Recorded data
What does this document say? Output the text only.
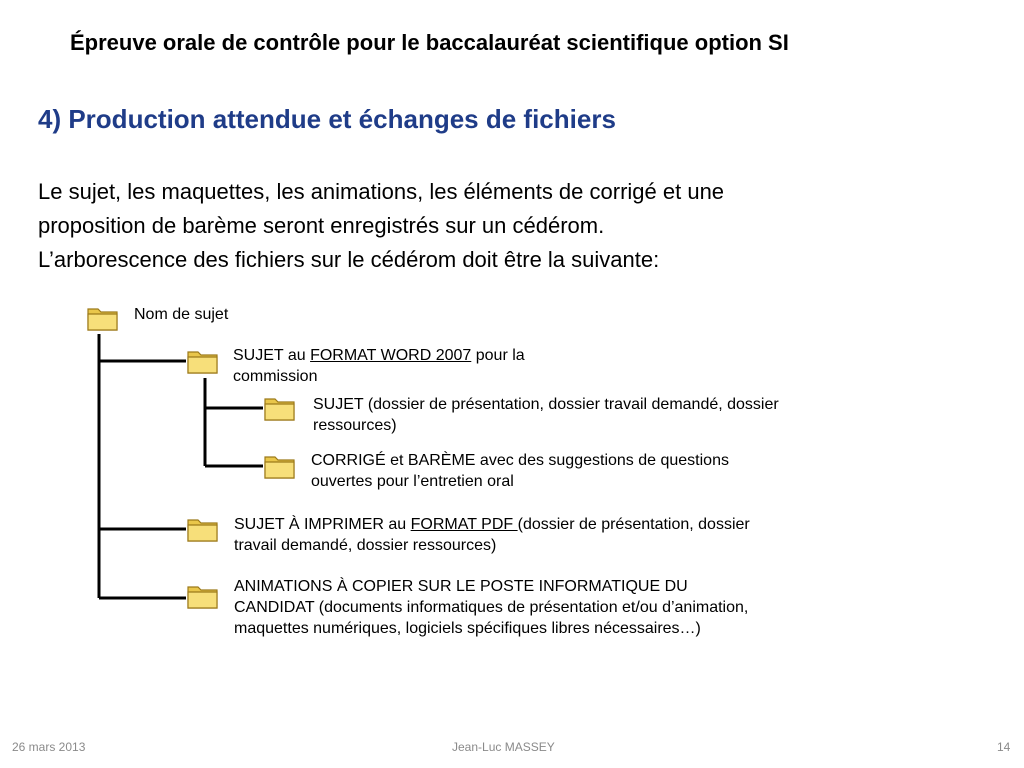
Épreuve orale de contrôle pour le baccalauréat scientifique option SI
4) Production attendue et échanges de fichiers
Le sujet, les maquettes, les animations, les éléments de corrigé et une
proposition de barème seront enregistrés sur un cédérom.
L’arborescence des fichiers sur le cédérom doit être la suivante:
Nom de sujet
SUJET au FORMAT WORD 2007 pour la
commission
SUJET (dossier de présentation, dossier travail demandé, dossier
ressources)
CORRIGÉ et BARÈME avec des suggestions de questions
ouvertes pour l’entretien oral
SUJET À IMPRIMER au FORMAT PDF (dossier de présentation, dossier
travail demandé, dossier ressources)
ANIMATIONS À COPIER SUR LE POSTE INFORMATIQUE DU
CANDIDAT (documents informatiques de présentation et/ou d’animation,
maquettes numériques, logiciels spécifiques libres nécessaires…)
26 mars 2013	Jean-Luc MASSEY	14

The exercise →
All of the records need repeating exactly, except for the pictures.

Worked solution →
What does this document say? Output the text only.
Épreuve orale de contrôle pour le baccalauréat scientifique option SI
4) Production attendue et échanges de fichiers
Le sujet, les maquettes, les animations, les éléments de corrigé et une
proposition de barème seront enregistrés sur un cédérom.
L’arborescence des fichiers sur le cédérom doit être la suivante:
Nom de sujet
SUJET au FORMAT WORD 2007 pour la
commission
SUJET (dossier de présentation, dossier travail demandé, dossier
ressources)
CORRIGÉ et BARÈME avec des suggestions de questions
ouvertes pour l’entretien oral
SUJET À IMPRIMER au FORMAT PDF (dossier de présentation, dossier
travail demandé, dossier ressources)
ANIMATIONS À COPIER SUR LE POSTE INFORMATIQUE DU
CANDIDAT (documents informatiques de présentation et/ou d’animation,
maquettes numériques, logiciels spécifiques libres nécessaires…)
26 mars 2013	Jean-Luc MASSEY	14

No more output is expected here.